*Material provided*

+ + + +

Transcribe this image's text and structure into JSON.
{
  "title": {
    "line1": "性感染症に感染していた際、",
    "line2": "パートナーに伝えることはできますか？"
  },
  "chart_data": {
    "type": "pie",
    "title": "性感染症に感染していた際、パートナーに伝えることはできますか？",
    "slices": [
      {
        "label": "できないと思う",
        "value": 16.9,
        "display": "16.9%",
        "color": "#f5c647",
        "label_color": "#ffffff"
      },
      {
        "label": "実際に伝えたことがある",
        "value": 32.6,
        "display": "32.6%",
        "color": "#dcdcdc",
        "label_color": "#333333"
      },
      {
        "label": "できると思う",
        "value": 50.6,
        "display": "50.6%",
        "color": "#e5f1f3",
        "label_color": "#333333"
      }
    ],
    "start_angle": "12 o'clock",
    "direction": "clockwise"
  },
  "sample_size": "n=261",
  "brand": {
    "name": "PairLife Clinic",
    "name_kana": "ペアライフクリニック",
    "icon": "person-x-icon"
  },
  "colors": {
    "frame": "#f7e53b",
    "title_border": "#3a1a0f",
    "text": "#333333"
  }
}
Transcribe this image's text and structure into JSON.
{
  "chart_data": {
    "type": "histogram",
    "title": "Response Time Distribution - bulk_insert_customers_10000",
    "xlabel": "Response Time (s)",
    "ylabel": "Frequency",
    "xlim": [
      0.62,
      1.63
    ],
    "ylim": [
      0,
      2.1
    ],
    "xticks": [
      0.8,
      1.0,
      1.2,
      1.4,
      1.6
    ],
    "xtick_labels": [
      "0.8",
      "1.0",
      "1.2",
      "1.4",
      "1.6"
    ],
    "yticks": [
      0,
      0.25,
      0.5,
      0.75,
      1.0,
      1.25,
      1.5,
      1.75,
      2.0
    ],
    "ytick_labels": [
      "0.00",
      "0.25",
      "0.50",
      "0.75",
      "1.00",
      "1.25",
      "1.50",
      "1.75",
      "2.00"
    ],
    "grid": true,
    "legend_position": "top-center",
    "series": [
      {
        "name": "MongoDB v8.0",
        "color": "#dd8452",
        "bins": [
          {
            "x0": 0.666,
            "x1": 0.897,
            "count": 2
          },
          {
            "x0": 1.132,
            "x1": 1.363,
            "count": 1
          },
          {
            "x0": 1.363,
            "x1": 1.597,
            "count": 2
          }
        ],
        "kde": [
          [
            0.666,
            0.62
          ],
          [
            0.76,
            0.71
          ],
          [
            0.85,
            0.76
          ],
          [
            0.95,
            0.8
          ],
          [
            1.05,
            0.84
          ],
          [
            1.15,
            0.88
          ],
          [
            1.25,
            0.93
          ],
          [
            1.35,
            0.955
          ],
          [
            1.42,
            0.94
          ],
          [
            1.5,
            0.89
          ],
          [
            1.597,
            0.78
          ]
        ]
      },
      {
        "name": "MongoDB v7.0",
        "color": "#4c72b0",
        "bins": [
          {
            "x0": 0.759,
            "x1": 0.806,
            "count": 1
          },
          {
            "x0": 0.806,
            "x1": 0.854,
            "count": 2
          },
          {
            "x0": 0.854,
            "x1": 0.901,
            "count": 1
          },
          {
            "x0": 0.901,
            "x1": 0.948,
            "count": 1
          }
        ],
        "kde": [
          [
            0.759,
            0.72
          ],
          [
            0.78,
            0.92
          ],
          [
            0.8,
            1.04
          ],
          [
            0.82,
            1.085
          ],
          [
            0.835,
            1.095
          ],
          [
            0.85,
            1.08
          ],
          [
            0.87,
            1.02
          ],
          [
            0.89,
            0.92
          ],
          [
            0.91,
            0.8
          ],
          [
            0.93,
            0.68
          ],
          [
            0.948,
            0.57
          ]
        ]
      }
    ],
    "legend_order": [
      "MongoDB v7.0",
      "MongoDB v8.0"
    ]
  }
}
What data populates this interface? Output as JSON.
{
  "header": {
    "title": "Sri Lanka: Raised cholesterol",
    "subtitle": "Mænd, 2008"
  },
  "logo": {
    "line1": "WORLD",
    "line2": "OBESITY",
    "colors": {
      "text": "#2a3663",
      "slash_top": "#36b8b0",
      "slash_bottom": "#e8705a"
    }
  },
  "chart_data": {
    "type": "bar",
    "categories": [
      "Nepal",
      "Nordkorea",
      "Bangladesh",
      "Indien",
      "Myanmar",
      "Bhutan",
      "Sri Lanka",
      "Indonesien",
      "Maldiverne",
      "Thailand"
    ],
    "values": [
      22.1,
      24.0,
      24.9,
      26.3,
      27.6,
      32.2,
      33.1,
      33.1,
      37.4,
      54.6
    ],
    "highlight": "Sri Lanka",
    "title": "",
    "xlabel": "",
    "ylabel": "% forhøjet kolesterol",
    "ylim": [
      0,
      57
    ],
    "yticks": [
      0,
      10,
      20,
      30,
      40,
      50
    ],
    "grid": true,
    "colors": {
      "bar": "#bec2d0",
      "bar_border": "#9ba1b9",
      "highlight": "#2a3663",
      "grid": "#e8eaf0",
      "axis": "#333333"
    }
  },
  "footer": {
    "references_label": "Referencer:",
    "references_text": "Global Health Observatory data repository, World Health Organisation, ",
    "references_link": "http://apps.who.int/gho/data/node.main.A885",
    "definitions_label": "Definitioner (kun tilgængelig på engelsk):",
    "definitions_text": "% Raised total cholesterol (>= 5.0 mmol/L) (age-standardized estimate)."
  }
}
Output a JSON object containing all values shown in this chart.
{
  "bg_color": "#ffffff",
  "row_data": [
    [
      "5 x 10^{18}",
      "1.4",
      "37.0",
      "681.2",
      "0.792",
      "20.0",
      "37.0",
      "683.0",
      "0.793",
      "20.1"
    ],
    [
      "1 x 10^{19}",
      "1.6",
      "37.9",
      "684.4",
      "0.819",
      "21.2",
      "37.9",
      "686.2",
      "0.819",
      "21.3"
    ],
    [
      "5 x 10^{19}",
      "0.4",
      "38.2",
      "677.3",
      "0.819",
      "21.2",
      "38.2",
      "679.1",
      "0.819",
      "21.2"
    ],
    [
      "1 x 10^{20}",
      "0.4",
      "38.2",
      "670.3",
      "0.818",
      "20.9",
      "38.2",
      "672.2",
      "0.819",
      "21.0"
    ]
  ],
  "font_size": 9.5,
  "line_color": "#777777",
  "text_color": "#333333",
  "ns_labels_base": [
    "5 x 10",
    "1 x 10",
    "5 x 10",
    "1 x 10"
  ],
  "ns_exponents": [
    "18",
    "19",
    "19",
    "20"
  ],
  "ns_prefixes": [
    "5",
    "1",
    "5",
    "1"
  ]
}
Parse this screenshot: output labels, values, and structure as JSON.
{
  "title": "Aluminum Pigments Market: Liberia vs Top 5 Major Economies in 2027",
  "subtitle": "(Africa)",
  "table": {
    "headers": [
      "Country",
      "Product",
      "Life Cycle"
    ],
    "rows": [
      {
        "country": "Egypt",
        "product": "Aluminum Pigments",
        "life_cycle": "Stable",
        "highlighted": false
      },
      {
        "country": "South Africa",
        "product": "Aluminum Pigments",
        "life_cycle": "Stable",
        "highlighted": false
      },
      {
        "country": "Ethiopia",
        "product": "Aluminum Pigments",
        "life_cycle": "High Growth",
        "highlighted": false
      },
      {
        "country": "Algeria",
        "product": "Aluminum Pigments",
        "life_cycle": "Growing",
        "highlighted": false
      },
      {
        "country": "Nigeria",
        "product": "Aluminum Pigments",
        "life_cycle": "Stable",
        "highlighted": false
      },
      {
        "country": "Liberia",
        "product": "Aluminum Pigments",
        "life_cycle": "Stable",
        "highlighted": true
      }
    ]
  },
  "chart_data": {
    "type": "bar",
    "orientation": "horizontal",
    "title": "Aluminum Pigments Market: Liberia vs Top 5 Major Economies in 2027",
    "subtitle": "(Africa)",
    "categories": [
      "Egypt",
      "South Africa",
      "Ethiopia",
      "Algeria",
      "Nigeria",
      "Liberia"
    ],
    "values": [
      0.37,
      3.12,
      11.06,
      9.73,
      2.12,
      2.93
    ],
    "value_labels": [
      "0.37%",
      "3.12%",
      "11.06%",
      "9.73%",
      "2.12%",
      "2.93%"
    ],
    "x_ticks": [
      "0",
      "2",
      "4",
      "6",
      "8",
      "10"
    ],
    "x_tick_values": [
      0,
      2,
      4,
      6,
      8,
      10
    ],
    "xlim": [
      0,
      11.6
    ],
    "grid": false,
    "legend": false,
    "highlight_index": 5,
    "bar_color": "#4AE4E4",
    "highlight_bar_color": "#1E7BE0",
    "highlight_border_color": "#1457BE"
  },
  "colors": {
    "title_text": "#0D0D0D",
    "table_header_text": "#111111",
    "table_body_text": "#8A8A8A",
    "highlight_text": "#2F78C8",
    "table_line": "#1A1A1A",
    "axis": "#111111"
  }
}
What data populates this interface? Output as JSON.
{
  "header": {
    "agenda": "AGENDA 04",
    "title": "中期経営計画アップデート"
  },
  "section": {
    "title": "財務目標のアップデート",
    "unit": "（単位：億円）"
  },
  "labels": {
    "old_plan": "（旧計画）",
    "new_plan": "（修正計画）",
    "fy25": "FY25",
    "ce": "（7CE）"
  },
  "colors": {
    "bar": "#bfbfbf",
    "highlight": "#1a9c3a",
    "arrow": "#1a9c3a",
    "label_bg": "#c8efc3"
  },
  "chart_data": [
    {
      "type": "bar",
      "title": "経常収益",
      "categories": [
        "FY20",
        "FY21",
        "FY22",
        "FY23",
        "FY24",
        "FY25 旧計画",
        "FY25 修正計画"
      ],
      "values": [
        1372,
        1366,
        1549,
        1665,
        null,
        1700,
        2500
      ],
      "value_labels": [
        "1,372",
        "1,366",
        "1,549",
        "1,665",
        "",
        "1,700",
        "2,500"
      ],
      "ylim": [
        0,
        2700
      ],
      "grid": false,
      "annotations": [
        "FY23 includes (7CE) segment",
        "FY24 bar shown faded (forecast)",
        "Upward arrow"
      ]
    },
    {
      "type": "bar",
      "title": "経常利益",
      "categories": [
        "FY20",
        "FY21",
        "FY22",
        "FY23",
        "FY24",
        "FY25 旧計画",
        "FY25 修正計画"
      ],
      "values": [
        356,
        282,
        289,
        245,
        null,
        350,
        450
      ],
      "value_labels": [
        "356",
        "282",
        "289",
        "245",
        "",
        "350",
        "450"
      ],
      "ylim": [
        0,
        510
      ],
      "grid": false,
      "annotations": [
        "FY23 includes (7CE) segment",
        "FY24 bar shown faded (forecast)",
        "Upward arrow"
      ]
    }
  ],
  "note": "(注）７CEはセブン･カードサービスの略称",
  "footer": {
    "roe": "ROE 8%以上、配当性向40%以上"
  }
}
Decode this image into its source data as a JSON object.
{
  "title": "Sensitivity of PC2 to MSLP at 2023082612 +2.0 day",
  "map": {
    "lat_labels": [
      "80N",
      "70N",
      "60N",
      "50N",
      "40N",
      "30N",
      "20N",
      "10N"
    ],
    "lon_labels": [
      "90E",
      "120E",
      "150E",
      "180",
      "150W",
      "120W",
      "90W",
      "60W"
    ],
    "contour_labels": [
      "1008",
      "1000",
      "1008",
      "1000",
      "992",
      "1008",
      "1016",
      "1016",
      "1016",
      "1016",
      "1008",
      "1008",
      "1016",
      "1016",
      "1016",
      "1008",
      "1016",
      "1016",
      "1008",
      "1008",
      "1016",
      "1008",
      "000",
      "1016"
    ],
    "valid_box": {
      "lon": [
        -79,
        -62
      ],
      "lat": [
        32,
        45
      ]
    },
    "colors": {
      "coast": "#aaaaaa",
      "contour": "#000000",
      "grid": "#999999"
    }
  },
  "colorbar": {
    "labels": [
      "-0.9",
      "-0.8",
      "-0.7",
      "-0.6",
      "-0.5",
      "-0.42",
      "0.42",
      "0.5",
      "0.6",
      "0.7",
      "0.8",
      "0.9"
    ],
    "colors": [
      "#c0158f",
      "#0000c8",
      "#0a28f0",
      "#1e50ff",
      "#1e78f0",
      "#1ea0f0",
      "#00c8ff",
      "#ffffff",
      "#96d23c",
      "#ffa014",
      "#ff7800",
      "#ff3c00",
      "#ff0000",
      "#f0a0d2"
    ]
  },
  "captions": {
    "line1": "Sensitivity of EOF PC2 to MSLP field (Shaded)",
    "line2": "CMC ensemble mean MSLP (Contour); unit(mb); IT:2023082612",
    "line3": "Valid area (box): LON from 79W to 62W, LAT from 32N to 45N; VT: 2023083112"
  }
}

+ + + +

*What to produce*
In the listing above, find the line containing "Decode this image", then reproduce it and each line after it through the end, exactly and with nothing added.

*Final answer*
Decode this image into its source data as a JSON object.
{
  "title": "Sensitivity of PC2 to MSLP at 2023082612 +2.0 day",
  "map": {
    "lat_labels": [
      "80N",
      "70N",
      "60N",
      "50N",
      "40N",
      "30N",
      "20N",
      "10N"
    ],
    "lon_labels": [
      "90E",
      "120E",
      "150E",
      "180",
      "150W",
      "120W",
      "90W",
      "60W"
    ],
    "contour_labels": [
      "1008",
      "1000",
      "1008",
      "1000",
      "992",
      "1008",
      "1016",
      "1016",
      "1016",
      "1016",
      "1008",
      "1008",
      "1016",
      "1016",
      "1016",
      "1008",
      "1016",
      "1016",
      "1008",
      "1008",
      "1016",
      "1008",
      "000",
      "1016"
    ],
    "valid_box": {
      "lon": [
        -79,
        -62
      ],
      "lat": [
        32,
        45
      ]
    },
    "colors": {
      "coast": "#aaaaaa",
      "contour": "#000000",
      "grid": "#999999"
    }
  },
  "colorbar": {
    "labels": [
      "-0.9",
      "-0.8",
      "-0.7",
      "-0.6",
      "-0.5",
      "-0.42",
      "0.42",
      "0.5",
      "0.6",
      "0.7",
      "0.8",
      "0.9"
    ],
    "colors": [
      "#c0158f",
      "#0000c8",
      "#0a28f0",
      "#1e50ff",
      "#1e78f0",
      "#1ea0f0",
      "#00c8ff",
      "#ffffff",
      "#96d23c",
      "#ffa014",
      "#ff7800",
      "#ff3c00",
      "#ff0000",
      "#f0a0d2"
    ]
  },
  "captions": {
    "line1": "Sensitivity of EOF PC2 to MSLP field (Shaded)",
    "line2": "CMC ensemble mean MSLP (Contour); unit(mb); IT:2023082612",
    "line3": "Valid area (box): LON from 79W to 62W, LAT from 32N to 45N; VT: 2023083112"
  }
}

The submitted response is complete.